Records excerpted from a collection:
━━━━━━━━━━━━━━━━━━━━

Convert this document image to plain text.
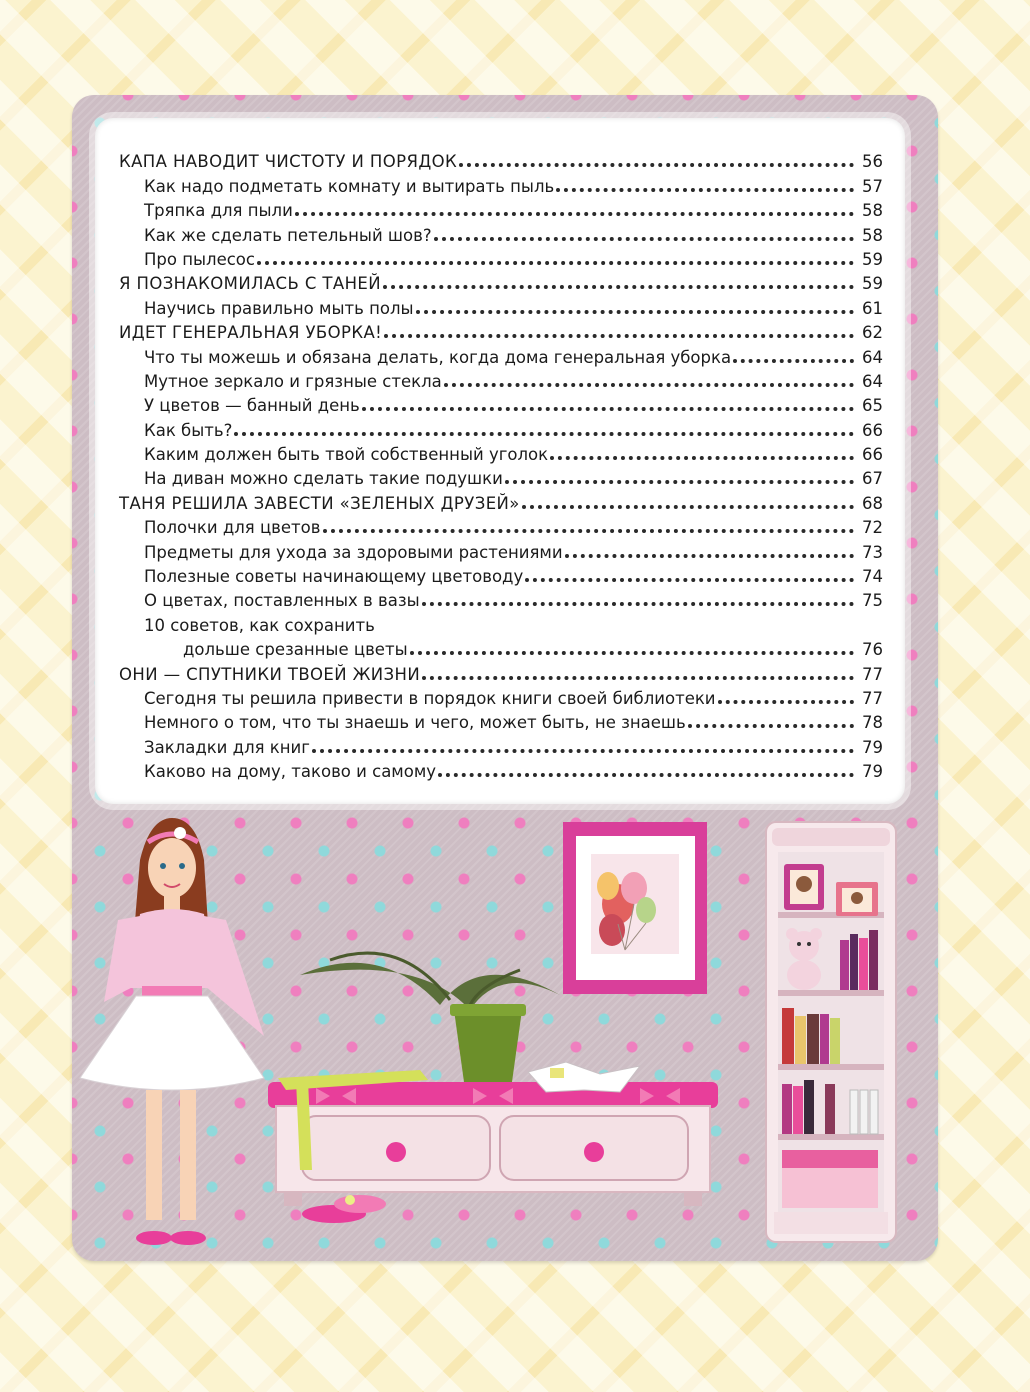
КАПА НАВОДИТ ЧИСТОТУ И ПОРЯДОК	56
Как надо подметать комнату и вытирать пыль	57
Тряпка для пыли	58
Как же сделать петельный шов?	58
Про пылесос	59
Я ПОЗНАКОМИЛАСЬ С ТАНЕЙ	59
Научись правильно мыть полы	61
ИДЕТ ГЕНЕРАЛЬНАЯ УБОРКА!	62
Что ты можешь и обязана делать, когда дома генеральная уборка	64
Мутное зеркало и грязные стекла	64
У цветов — банный день	65
Как быть?	66
Каким должен быть твой собственный уголок	66
На диван можно сделать такие подушки	67
ТАНЯ РЕШИЛА ЗАВЕСТИ «ЗЕЛЕНЫХ ДРУЗЕЙ»	68
Полочки для цветов	72
Предметы для ухода за здоровыми растениями	73
Полезные советы начинающему цветоводу	74
О цветах, поставленных в вазы	75
10 советов, как сохранить
дольше срезанные цветы	76
ОНИ — СПУТНИКИ ТВОЕЙ ЖИЗНИ	77
Сегодня ты решила привести в порядок книги своей библиотеки	77
Немного о том, что ты знаешь и чего, может быть, не знаешь	78
Закладки для книг	79
Каково на дому, таково и самому	79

━━━━━━━━━━━━━━━━━━━━

SHORT TASK: Repeat the material above verbatim. Leave the pictures behind.

RESPONSE FOR THIS EXERCISE:
Convert this document image to plain text.
КАПА НАВОДИТ ЧИСТОТУ И ПОРЯДОК	56
Как надо подметать комнату и вытирать пыль	57
Тряпка для пыли	58
Как же сделать петельный шов?	58
Про пылесос	59
Я ПОЗНАКОМИЛАСЬ С ТАНЕЙ	59
Научись правильно мыть полы	61
ИДЕТ ГЕНЕРАЛЬНАЯ УБОРКА!	62
Что ты можешь и обязана делать, когда дома генеральная уборка	64
Мутное зеркало и грязные стекла	64
У цветов — банный день	65
Как быть?	66
Каким должен быть твой собственный уголок	66
На диван можно сделать такие подушки	67
ТАНЯ РЕШИЛА ЗАВЕСТИ «ЗЕЛЕНЫХ ДРУЗЕЙ»	68
Полочки для цветов	72
Предметы для ухода за здоровыми растениями	73
Полезные советы начинающему цветоводу	74
О цветах, поставленных в вазы	75
10 советов, как сохранить
дольше срезанные цветы	76
ОНИ — СПУТНИКИ ТВОЕЙ ЖИЗНИ	77
Сегодня ты решила привести в порядок книги своей библиотеки	77
Немного о том, что ты знаешь и чего, может быть, не знаешь	78
Закладки для книг	79
Каково на дому, таково и самому	79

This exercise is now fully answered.